= CHALLENGE A =
In the labeled region entry rows, rewrite the lines from the first row up to and including the row with "patient-icon <box>67 23 93 94</box>", swapping "legend-swatch" for "legend-marker" and keeping everything else unchanged.

= TEXT TO READ =
* * * * * * * * *

Science camp helps youth build their own ideas

Jackson Antila, 9, shows off his Ozobot, while Dion Maness,11, prepares to draw a multi-coloured route for the colour-sensing robot to follow, at the Aamjiwnaang science camp.

By Colin Graf

AAMJIWNAANG FIRST NATION –Where will you find robots, wind turbines, flying rockets, and kids in the same place at the same time?  Well…at a science day camp that’s taking elementary-age children on a series of adventures designing and building their own engineering creations here this summer.

The program, run by the Actua charitable group, is introducing First Nations children across Canada to STEM (Science, Technology, Engineering, and Math) careers with fun hands-on activities in a day camp setting.  Kids create maps, launch rockets, learn computer coding skills to direct robots, build wind turbines, and make plans to help clean the world’s oceans, says Actua camp leader Chelsea Pike, of Ottawa.

* * * * * * * * *

= Labeled region entries =
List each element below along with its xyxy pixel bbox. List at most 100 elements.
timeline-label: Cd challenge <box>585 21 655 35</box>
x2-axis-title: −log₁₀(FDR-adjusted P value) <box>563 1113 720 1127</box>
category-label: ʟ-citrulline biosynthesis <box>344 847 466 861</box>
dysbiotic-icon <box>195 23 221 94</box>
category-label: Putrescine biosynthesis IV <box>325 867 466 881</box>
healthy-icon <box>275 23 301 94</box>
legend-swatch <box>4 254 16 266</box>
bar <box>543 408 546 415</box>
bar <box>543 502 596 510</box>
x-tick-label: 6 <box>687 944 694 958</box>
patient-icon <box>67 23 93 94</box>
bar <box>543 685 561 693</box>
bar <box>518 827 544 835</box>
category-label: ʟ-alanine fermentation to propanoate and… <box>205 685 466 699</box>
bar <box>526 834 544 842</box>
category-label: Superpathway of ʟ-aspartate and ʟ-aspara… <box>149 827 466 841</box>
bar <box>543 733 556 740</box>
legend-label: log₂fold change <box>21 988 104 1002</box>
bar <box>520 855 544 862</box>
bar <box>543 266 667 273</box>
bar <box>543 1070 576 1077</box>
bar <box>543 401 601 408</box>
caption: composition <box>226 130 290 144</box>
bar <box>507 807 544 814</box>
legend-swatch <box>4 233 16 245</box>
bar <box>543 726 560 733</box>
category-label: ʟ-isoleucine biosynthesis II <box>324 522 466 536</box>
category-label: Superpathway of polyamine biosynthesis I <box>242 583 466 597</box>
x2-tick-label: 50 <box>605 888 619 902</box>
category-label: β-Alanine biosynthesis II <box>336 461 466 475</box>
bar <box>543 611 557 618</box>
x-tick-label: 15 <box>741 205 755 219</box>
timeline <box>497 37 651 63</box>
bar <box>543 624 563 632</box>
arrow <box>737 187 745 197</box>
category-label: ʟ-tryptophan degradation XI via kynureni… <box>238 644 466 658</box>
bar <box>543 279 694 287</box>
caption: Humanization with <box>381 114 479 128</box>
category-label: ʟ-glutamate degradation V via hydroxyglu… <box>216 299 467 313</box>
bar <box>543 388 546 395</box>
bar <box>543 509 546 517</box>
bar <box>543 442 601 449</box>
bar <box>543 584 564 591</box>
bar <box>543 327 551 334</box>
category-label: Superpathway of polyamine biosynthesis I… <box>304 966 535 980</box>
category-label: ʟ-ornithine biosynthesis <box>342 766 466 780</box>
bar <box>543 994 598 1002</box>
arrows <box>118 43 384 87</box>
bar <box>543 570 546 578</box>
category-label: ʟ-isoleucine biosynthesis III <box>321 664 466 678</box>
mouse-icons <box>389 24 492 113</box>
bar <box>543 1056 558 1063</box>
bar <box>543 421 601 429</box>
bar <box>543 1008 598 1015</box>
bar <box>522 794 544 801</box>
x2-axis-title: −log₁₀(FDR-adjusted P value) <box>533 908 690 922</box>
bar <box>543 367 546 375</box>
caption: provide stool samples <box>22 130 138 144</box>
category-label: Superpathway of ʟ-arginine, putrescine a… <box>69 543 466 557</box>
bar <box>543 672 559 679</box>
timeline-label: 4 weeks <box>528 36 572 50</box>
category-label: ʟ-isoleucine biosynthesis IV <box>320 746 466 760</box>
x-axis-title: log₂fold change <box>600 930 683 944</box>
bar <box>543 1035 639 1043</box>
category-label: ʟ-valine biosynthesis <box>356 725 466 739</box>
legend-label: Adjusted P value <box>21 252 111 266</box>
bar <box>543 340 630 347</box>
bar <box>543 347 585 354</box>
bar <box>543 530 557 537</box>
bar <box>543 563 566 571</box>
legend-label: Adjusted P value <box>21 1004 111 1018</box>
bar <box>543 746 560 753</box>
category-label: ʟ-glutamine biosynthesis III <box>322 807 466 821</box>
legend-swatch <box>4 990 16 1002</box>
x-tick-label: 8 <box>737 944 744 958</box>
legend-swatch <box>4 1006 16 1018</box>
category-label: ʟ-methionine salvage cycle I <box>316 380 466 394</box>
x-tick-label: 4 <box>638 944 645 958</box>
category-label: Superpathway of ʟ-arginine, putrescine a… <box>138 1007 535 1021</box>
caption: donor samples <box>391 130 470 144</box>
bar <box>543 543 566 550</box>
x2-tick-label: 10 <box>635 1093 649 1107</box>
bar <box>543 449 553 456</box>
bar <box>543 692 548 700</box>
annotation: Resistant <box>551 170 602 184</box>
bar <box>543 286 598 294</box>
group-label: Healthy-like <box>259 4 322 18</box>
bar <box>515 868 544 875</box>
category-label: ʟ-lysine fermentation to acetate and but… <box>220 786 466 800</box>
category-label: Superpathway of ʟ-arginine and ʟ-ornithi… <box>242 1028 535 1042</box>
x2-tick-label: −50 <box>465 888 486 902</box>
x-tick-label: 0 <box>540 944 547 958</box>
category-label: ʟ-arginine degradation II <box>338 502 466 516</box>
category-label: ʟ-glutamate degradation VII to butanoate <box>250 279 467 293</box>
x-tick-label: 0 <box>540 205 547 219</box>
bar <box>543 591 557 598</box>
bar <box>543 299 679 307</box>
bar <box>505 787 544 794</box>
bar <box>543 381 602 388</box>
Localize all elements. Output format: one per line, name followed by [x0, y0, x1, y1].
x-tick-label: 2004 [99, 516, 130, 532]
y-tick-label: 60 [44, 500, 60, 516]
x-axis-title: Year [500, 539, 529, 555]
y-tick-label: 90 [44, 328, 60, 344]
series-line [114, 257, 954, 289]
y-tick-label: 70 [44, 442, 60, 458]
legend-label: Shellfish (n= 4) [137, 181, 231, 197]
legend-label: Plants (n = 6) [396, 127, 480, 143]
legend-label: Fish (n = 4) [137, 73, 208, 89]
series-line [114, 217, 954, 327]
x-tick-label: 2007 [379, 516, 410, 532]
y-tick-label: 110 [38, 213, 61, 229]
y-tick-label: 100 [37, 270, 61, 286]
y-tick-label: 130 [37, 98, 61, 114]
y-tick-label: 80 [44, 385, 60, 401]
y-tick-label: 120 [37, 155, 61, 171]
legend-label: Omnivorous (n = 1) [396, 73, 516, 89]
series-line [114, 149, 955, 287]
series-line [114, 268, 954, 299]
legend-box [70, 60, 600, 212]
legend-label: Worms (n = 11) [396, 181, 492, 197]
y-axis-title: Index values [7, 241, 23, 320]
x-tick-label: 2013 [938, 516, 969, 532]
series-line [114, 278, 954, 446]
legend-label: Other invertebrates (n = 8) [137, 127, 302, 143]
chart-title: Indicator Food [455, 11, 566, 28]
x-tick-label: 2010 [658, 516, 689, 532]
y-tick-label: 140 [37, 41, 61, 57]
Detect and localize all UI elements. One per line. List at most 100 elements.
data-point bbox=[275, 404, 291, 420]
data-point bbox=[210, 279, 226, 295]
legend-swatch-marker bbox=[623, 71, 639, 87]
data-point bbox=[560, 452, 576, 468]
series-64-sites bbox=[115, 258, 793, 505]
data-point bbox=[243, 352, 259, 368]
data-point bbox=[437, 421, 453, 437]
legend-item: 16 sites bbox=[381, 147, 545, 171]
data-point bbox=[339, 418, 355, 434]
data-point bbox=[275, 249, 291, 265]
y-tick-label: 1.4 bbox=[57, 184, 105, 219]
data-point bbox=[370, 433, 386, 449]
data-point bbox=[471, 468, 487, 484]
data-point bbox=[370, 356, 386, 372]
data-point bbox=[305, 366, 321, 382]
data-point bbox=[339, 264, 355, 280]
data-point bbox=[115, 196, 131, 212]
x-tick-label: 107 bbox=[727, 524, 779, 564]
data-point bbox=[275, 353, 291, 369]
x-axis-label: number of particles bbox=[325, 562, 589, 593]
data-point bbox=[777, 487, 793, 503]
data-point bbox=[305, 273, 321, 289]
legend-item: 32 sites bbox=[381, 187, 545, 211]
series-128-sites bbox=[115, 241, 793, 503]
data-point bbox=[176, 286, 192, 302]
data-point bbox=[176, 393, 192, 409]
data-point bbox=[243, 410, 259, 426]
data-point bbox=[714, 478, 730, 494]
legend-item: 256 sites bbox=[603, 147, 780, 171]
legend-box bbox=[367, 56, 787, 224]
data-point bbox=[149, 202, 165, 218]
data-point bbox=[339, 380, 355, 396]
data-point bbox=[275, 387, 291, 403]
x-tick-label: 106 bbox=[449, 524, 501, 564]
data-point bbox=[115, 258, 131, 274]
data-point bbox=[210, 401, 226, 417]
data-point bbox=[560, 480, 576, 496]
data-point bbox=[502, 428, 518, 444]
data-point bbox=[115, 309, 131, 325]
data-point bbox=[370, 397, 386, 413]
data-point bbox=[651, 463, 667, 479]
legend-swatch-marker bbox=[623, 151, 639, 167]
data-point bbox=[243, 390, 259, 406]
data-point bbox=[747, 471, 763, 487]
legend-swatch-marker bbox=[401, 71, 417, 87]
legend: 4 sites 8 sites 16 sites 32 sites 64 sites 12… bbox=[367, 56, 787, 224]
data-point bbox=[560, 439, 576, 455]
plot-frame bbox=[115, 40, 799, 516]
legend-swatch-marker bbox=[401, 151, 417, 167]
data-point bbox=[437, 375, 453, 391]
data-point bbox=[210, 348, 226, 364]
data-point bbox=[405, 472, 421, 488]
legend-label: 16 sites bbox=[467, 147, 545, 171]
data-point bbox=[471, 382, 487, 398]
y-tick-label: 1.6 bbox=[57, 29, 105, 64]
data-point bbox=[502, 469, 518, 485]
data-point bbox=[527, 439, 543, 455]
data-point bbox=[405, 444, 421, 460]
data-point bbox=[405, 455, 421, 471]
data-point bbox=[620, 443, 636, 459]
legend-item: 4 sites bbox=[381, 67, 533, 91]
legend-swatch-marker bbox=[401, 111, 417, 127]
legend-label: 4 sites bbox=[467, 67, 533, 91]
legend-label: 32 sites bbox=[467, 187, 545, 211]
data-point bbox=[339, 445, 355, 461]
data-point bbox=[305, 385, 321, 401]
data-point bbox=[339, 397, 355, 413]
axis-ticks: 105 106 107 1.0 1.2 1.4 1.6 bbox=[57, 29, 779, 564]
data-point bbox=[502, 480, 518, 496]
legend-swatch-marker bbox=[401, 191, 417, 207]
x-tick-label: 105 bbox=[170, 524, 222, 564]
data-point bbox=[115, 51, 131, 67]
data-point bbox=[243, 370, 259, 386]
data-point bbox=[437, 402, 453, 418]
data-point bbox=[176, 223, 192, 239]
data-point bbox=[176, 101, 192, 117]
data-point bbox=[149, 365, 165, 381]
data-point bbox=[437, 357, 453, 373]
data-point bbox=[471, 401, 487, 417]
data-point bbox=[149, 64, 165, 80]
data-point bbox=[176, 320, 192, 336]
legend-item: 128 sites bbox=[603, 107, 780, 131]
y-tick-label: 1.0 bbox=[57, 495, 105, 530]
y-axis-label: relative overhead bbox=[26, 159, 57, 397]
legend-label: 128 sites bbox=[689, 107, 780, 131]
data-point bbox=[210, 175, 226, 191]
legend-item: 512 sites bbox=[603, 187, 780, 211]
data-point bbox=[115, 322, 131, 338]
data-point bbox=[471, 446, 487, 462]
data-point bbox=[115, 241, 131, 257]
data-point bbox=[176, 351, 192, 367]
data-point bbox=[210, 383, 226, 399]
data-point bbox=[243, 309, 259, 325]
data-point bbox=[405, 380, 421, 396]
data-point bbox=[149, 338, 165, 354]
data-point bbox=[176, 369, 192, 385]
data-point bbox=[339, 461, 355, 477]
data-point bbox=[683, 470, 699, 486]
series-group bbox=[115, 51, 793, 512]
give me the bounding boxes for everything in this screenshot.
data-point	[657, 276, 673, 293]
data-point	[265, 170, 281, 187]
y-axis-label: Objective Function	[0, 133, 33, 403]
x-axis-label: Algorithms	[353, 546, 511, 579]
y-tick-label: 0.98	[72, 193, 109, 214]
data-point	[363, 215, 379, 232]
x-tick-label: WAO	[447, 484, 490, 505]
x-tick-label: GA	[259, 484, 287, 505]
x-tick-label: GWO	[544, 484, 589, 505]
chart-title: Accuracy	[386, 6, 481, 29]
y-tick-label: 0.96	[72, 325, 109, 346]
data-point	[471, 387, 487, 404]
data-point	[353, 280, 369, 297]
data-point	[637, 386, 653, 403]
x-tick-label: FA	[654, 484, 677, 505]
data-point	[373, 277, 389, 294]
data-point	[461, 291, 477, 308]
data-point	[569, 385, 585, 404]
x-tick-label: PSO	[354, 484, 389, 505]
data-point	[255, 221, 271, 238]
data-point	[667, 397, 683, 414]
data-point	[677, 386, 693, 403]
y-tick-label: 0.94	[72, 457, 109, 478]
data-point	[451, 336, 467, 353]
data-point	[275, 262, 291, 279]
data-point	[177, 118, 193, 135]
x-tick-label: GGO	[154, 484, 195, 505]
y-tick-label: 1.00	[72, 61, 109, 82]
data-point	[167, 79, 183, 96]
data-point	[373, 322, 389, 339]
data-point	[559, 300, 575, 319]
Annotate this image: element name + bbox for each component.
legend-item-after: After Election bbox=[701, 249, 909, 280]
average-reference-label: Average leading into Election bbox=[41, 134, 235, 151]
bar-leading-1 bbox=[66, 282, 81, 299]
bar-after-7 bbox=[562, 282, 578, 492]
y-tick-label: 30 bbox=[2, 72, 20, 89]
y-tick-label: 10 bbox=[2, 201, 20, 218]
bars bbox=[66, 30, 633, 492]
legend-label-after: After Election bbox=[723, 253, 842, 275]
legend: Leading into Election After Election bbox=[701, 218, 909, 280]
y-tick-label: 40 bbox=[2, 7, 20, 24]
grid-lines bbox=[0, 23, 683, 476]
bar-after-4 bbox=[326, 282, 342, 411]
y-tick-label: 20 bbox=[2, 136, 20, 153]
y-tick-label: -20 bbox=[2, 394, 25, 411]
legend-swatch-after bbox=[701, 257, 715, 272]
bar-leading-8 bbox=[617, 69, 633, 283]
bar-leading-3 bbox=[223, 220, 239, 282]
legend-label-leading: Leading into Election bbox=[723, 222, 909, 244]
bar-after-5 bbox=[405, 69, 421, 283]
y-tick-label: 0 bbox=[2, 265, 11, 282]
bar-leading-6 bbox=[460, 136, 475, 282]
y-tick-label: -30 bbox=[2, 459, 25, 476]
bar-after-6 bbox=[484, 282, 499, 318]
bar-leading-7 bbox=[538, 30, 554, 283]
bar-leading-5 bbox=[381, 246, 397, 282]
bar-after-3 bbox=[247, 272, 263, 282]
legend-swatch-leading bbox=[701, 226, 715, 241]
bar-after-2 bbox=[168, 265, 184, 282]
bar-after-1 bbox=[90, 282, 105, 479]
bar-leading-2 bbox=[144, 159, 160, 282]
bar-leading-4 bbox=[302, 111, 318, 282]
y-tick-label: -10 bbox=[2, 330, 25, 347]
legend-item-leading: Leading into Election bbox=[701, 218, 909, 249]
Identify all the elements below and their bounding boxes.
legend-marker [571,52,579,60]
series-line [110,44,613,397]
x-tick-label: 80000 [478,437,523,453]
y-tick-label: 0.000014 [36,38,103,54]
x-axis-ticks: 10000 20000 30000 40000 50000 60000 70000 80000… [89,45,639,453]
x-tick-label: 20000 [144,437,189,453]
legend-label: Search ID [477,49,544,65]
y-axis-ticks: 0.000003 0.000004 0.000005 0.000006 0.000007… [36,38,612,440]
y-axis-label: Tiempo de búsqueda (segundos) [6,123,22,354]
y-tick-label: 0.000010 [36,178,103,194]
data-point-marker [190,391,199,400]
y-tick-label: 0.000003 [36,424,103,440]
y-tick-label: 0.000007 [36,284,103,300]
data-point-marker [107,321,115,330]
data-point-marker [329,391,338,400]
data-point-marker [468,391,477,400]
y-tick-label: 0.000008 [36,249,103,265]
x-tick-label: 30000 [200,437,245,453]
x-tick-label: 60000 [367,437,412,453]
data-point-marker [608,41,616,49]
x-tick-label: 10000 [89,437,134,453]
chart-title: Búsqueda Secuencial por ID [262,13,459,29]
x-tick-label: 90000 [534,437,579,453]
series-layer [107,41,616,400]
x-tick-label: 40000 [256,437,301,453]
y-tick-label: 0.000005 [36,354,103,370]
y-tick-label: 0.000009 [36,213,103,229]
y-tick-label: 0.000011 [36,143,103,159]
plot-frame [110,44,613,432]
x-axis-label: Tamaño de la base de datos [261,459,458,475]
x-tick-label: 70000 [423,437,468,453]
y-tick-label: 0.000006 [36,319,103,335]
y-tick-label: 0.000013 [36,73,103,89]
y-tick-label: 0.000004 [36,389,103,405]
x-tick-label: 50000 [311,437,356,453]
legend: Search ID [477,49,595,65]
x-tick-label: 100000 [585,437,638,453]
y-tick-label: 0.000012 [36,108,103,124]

* * * * * * * * *

= CHALLENGE B =
Based on the science camp article, say whether each statement is correct: (i) The camp program is run by the Actua charitable group. (ii) Chelsea Pike is from Toronto. (iii) Jackson Antila is 11 years old.

= TASK RESPONSE A =
List each element below along with its xyxy pixel bbox. List at most 100 elements.
timeline-label: Cd challenge <box>585 21 655 35</box>
x2-axis-title: −log₁₀(FDR-adjusted P value) <box>563 1113 720 1127</box>
category-label: ʟ-citrulline biosynthesis <box>344 847 466 861</box>
dysbiotic-icon <box>195 23 221 94</box>
category-label: Putrescine biosynthesis IV <box>325 867 466 881</box>
healthy-icon <box>275 23 301 94</box>
legend-marker <box>4 254 16 266</box>
bar <box>543 408 546 415</box>
bar <box>543 502 596 510</box>
x-tick-label: 6 <box>687 944 694 958</box>
patient-icon <box>67 23 93 94</box>

= TASK RESPONSE B =
(i) Yes: "The program, run by the Actua charitable group"
(ii) No: "Actua camp leader Chelsea Pike, of Ottawa."
(iii) No: "Jackson Antila, 9, shows off his Ozobot"